Copy the entries below exactly. Images do not belong in the copy.
====== RECORDS FOR THIS EXERCISE ======
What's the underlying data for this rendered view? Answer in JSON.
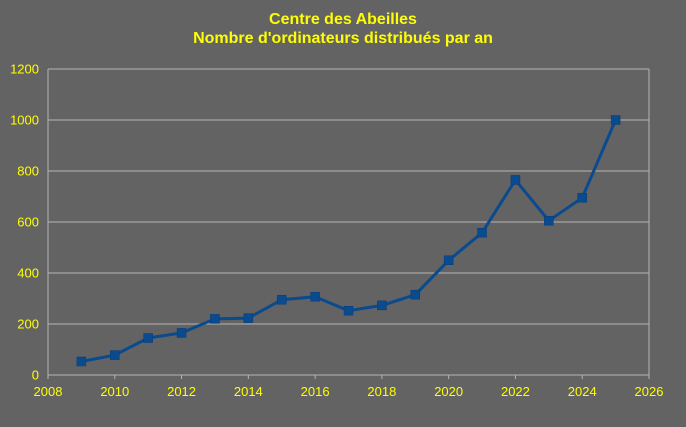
{
  "colors": {
    "background": "#636363",
    "text": "#ffff00",
    "grid": "#b4b4b4",
    "series": "#0a4a8f"
  },
  "chart_data": {
    "type": "line",
    "title": "Centre des Abeilles",
    "subtitle": "Nombre d'ordinateurs distribués par an",
    "xlabel": "",
    "ylabel": "",
    "xlim": [
      2008,
      2026
    ],
    "ylim": [
      0,
      1200
    ],
    "xticks": [
      2008,
      2010,
      2012,
      2014,
      2016,
      2018,
      2020,
      2022,
      2024,
      2026
    ],
    "yticks": [
      0,
      200,
      400,
      600,
      800,
      1000,
      1200
    ],
    "grid": "horizontal",
    "legend": "none",
    "marker": "square",
    "series": [
      {
        "x": [
          2009,
          2010,
          2011,
          2012,
          2013,
          2014,
          2015,
          2016,
          2017,
          2018,
          2019,
          2020,
          2021,
          2022,
          2023,
          2024,
          2025
        ],
        "y": [
          53,
          78,
          145,
          165,
          220,
          223,
          295,
          307,
          252,
          273,
          315,
          450,
          558,
          765,
          605,
          695,
          1000
        ]
      }
    ]
  }
}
======
• _RESPONSE_
What's the underlying data for this rendered view? Answer in JSON.
{
  "colors": {
    "background": "#636363",
    "text": "#ffff00",
    "grid": "#b4b4b4",
    "series": "#0a4a8f"
  },
  "chart_data": {
    "type": "line",
    "title": "Centre des Abeilles",
    "subtitle": "Nombre d'ordinateurs distribués par an",
    "xlabel": "",
    "ylabel": "",
    "xlim": [
      2008,
      2026
    ],
    "ylim": [
      0,
      1200
    ],
    "xticks": [
      2008,
      2010,
      2012,
      2014,
      2016,
      2018,
      2020,
      2022,
      2024,
      2026
    ],
    "yticks": [
      0,
      200,
      400,
      600,
      800,
      1000,
      1200
    ],
    "grid": "horizontal",
    "legend": "none",
    "marker": "square",
    "series": [
      {
        "x": [
          2009,
          2010,
          2011,
          2012,
          2013,
          2014,
          2015,
          2016,
          2017,
          2018,
          2019,
          2020,
          2021,
          2022,
          2023,
          2024,
          2025
        ],
        "y": [
          53,
          78,
          145,
          165,
          220,
          223,
          295,
          307,
          252,
          273,
          315,
          450,
          558,
          765,
          605,
          695,
          1000
        ]
      }
    ]
  }
}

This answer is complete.